== Stored records

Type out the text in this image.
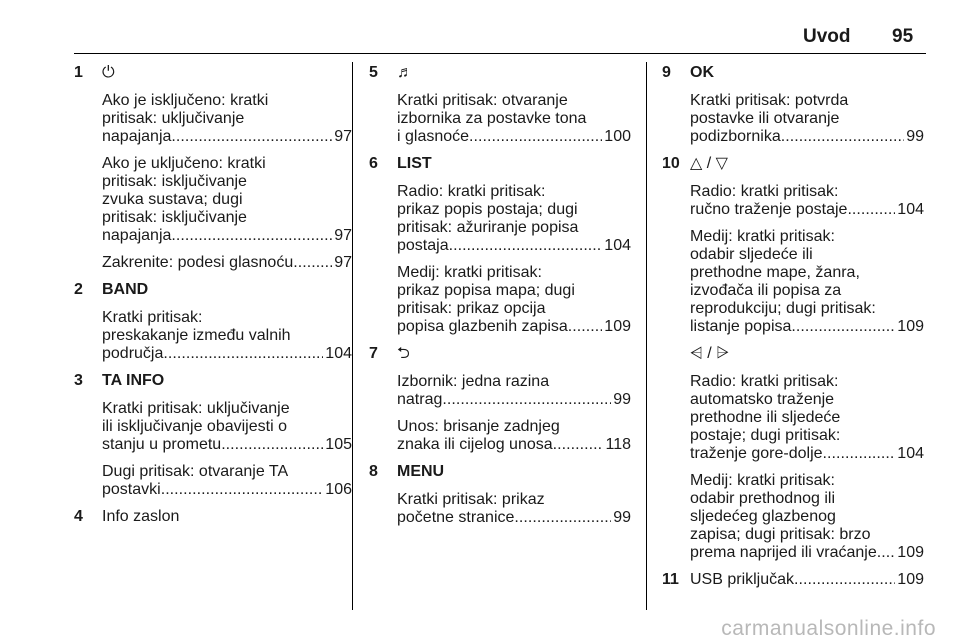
Uvod 95
1	⏻
Ako je isključeno: kratki
pritisak: uključivanje
napajanja . . .	97
Ako je uključeno: kratki
pritisak: isključivanje
zvuka sustava; dugi
pritisak: isključivanje
napajanja . . .	97
Zakrenite: podesi glasnoću . . .	97
2	BAND
Kratki pritisak:
preskakanje između valnih
područja . . .	104
3	TA INFO
Kratki pritisak: uključivanje
ili isključivanje obavijesti o
stanju u prometu . . .	105
Dugi pritisak: otvaranje TA
postavki . . .	106
4	Info zaslon
5	♬
Kratki pritisak: otvaranje
izbornika za postavke tona
i glasnoće . . .	100
6	LIST
Radio: kratki pritisak:
prikaz popis postaja; dugi
pritisak: ažuriranje popisa
postaja . . .	104
Medij: kratki pritisak:
prikaz popisa mapa; dugi
pritisak: prikaz opcija
popisa glazbenih zapisa . . . 109
7	⮌
Izbornik: jedna razina
natrag . . .	99
Unos: brisanje zadnjeg
znaka ili cijelog unosa . . .	118
8	MENU
Kratki pritisak: prikaz
početne stranice . . .	99
9	OK
Kratki pritisak: potvrda
postavke ili otvaranje
podizbornika . . .	99
10 △ / ▽
Radio: kratki pritisak:
ručno traženje postaje . . .	104
Medij: kratki pritisak:
odabir sljedeće ili
prethodne mape, žanra,
izvođača ili popisa za
reprodukciju; dugi pritisak:
listanje popisa . . .	109
⩤ / ⩥
Radio: kratki pritisak:
automatsko traženje
prethodne ili sljedeće
postaje; dugi pritisak:
traženje gore-dolje . . .	104
Medij: kratki pritisak:
odabir prethodnog ili
sljedećeg glazbenog
zapisa; dugi pritisak: brzo
prema naprijed ili vraćanje . . . 109
11 USB priključak . . .	109
carmanualsonline.info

====

**Exercise description**
Scan the listing above for the word "otvaranje" and copy every line that holds it.

**Solution to this exercise**
Dugi pritisak: otvaranje TA
Kratki pritisak: otvaranje
postavke ili otvaranje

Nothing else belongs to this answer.